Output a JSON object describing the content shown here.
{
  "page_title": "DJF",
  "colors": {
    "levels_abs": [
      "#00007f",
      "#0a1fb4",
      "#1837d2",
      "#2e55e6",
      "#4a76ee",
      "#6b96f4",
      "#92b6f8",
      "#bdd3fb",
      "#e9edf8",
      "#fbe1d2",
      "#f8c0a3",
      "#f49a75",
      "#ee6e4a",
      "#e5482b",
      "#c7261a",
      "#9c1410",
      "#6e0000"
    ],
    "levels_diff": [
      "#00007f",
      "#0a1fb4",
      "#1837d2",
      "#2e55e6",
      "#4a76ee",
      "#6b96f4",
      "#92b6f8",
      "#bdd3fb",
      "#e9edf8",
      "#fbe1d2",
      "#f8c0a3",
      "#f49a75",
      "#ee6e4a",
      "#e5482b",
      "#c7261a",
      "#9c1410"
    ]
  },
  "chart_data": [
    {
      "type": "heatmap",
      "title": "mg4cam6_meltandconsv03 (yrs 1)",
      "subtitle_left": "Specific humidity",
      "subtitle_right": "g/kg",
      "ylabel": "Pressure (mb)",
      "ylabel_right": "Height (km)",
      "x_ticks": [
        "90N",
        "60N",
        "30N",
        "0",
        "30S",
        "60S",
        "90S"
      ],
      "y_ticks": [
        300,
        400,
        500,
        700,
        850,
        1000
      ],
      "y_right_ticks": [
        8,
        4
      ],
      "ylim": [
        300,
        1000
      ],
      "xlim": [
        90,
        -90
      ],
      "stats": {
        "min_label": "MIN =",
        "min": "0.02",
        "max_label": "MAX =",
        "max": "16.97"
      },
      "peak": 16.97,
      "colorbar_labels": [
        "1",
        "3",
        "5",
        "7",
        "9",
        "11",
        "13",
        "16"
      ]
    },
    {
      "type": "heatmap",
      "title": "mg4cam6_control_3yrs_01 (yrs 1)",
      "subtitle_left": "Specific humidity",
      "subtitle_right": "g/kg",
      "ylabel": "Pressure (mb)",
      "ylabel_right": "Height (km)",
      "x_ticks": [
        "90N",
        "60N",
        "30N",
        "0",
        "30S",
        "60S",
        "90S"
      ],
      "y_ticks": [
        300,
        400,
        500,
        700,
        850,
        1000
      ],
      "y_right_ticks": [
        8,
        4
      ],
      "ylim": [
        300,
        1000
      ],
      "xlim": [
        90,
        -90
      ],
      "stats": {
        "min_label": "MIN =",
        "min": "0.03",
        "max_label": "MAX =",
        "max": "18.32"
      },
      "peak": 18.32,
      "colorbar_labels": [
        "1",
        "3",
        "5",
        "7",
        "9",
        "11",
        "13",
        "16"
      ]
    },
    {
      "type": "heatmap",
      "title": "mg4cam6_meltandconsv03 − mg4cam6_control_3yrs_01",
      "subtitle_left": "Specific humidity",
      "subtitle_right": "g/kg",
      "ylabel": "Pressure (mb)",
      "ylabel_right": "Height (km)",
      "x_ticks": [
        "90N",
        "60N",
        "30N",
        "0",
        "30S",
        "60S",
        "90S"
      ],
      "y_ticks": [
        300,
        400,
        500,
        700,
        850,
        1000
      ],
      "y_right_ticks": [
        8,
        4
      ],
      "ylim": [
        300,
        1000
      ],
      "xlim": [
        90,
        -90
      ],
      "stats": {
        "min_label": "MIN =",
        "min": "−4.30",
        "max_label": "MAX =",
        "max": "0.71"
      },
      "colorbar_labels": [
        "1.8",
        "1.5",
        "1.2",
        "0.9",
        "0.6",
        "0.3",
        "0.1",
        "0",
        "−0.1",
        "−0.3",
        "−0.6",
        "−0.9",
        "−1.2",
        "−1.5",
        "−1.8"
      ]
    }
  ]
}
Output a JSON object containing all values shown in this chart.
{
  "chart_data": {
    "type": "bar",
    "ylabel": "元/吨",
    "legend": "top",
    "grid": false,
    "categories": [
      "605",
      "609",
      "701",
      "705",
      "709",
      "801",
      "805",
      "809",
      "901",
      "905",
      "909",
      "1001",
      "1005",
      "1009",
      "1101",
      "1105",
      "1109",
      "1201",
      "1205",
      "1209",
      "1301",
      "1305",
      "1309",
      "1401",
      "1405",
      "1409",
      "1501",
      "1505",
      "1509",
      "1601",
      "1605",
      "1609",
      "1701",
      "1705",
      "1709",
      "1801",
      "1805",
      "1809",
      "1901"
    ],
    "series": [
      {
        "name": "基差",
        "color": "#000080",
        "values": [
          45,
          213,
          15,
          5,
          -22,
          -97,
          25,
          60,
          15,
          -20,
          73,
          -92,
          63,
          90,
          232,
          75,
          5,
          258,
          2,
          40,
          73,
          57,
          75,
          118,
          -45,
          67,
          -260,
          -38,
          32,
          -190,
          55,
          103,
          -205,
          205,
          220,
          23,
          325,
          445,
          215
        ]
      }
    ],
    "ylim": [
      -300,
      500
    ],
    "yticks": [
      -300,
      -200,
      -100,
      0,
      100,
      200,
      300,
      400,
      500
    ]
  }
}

□ □ □ □ □

◆ To do ◆
Repeat every record, exactly as written.

◆ Finished exercise ◆
Output a JSON object describing the content shown here.
{
  "page_title": "DJF",
  "colors": {
    "levels_abs": [
      "#00007f",
      "#0a1fb4",
      "#1837d2",
      "#2e55e6",
      "#4a76ee",
      "#6b96f4",
      "#92b6f8",
      "#bdd3fb",
      "#e9edf8",
      "#fbe1d2",
      "#f8c0a3",
      "#f49a75",
      "#ee6e4a",
      "#e5482b",
      "#c7261a",
      "#9c1410",
      "#6e0000"
    ],
    "levels_diff": [
      "#00007f",
      "#0a1fb4",
      "#1837d2",
      "#2e55e6",
      "#4a76ee",
      "#6b96f4",
      "#92b6f8",
      "#bdd3fb",
      "#e9edf8",
      "#fbe1d2",
      "#f8c0a3",
      "#f49a75",
      "#ee6e4a",
      "#e5482b",
      "#c7261a",
      "#9c1410"
    ]
  },
  "chart_data": [
    {
      "type": "heatmap",
      "title": "mg4cam6_meltandconsv03 (yrs 1)",
      "subtitle_left": "Specific humidity",
      "subtitle_right": "g/kg",
      "ylabel": "Pressure (mb)",
      "ylabel_right": "Height (km)",
      "x_ticks": [
        "90N",
        "60N",
        "30N",
        "0",
        "30S",
        "60S",
        "90S"
      ],
      "y_ticks": [
        300,
        400,
        500,
        700,
        850,
        1000
      ],
      "y_right_ticks": [
        8,
        4
      ],
      "ylim": [
        300,
        1000
      ],
      "xlim": [
        90,
        -90
      ],
      "stats": {
        "min_label": "MIN =",
        "min": "0.02",
        "max_label": "MAX =",
        "max": "16.97"
      },
      "peak": 16.97,
      "colorbar_labels": [
        "1",
        "3",
        "5",
        "7",
        "9",
        "11",
        "13",
        "16"
      ]
    },
    {
      "type": "heatmap",
      "title": "mg4cam6_control_3yrs_01 (yrs 1)",
      "subtitle_left": "Specific humidity",
      "subtitle_right": "g/kg",
      "ylabel": "Pressure (mb)",
      "ylabel_right": "Height (km)",
      "x_ticks": [
        "90N",
        "60N",
        "30N",
        "0",
        "30S",
        "60S",
        "90S"
      ],
      "y_ticks": [
        300,
        400,
        500,
        700,
        850,
        1000
      ],
      "y_right_ticks": [
        8,
        4
      ],
      "ylim": [
        300,
        1000
      ],
      "xlim": [
        90,
        -90
      ],
      "stats": {
        "min_label": "MIN =",
        "min": "0.03",
        "max_label": "MAX =",
        "max": "18.32"
      },
      "peak": 18.32,
      "colorbar_labels": [
        "1",
        "3",
        "5",
        "7",
        "9",
        "11",
        "13",
        "16"
      ]
    },
    {
      "type": "heatmap",
      "title": "mg4cam6_meltandconsv03 − mg4cam6_control_3yrs_01",
      "subtitle_left": "Specific humidity",
      "subtitle_right": "g/kg",
      "ylabel": "Pressure (mb)",
      "ylabel_right": "Height (km)",
      "x_ticks": [
        "90N",
        "60N",
        "30N",
        "0",
        "30S",
        "60S",
        "90S"
      ],
      "y_ticks": [
        300,
        400,
        500,
        700,
        850,
        1000
      ],
      "y_right_ticks": [
        8,
        4
      ],
      "ylim": [
        300,
        1000
      ],
      "xlim": [
        90,
        -90
      ],
      "stats": {
        "min_label": "MIN =",
        "min": "−4.30",
        "max_label": "MAX =",
        "max": "0.71"
      },
      "colorbar_labels": [
        "1.8",
        "1.5",
        "1.2",
        "0.9",
        "0.6",
        "0.3",
        "0.1",
        "0",
        "−0.1",
        "−0.3",
        "−0.6",
        "−0.9",
        "−1.2",
        "−1.5",
        "−1.8"
      ]
    }
  ]
}
Output a JSON object containing all values shown in this chart.
{
  "chart_data": {
    "type": "bar",
    "ylabel": "元/吨",
    "legend": "top",
    "grid": false,
    "categories": [
      "605",
      "609",
      "701",
      "705",
      "709",
      "801",
      "805",
      "809",
      "901",
      "905",
      "909",
      "1001",
      "1005",
      "1009",
      "1101",
      "1105",
      "1109",
      "1201",
      "1205",
      "1209",
      "1301",
      "1305",
      "1309",
      "1401",
      "1405",
      "1409",
      "1501",
      "1505",
      "1509",
      "1601",
      "1605",
      "1609",
      "1701",
      "1705",
      "1709",
      "1801",
      "1805",
      "1809",
      "1901"
    ],
    "series": [
      {
        "name": "基差",
        "color": "#000080",
        "values": [
          45,
          213,
          15,
          5,
          -22,
          -97,
          25,
          60,
          15,
          -20,
          73,
          -92,
          63,
          90,
          232,
          75,
          5,
          258,
          2,
          40,
          73,
          57,
          75,
          118,
          -45,
          67,
          -260,
          -38,
          32,
          -190,
          55,
          103,
          -205,
          205,
          220,
          23,
          325,
          445,
          215
        ]
      }
    ],
    "ylim": [
      -300,
      500
    ],
    "yticks": [
      -300,
      -200,
      -100,
      0,
      100,
      200,
      300,
      400,
      500
    ]
  }
}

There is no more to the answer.